[start WORKING DATA]

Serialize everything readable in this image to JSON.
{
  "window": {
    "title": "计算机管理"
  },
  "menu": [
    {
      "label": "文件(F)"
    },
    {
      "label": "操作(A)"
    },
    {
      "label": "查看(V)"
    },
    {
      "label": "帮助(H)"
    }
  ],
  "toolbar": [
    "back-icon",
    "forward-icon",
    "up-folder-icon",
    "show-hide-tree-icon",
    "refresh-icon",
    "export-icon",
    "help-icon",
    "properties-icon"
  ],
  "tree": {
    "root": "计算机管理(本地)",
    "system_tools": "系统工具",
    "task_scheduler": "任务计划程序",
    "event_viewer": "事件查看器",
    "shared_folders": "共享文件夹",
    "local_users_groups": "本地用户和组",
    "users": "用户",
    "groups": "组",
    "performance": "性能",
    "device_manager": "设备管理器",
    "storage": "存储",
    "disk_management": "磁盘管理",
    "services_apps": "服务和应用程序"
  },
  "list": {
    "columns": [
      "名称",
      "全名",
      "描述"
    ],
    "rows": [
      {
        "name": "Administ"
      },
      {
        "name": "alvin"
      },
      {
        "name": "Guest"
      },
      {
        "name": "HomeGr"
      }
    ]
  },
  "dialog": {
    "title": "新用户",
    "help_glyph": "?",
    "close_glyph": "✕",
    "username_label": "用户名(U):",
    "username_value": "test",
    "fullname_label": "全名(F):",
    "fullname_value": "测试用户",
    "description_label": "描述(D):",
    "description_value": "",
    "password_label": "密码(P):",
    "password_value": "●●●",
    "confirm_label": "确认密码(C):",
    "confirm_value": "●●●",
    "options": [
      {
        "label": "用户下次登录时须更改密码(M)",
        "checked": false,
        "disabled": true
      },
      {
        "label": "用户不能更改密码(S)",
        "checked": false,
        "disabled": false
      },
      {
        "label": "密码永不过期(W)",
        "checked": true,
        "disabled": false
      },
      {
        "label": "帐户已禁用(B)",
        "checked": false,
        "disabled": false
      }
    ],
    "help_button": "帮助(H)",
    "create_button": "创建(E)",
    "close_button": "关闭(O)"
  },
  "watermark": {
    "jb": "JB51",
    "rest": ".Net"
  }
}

[end WORKING DATA]

● **SET EXERCISE**: Where a line in the material above holds "icon", copy that line.

● **ANSWER TO THIS EXERCISE**:
    "back-icon",
    "forward-icon",
    "up-folder-icon",
    "show-hide-tree-icon",
    "refresh-icon",
    "export-icon",
    "help-icon",
    "properties-icon"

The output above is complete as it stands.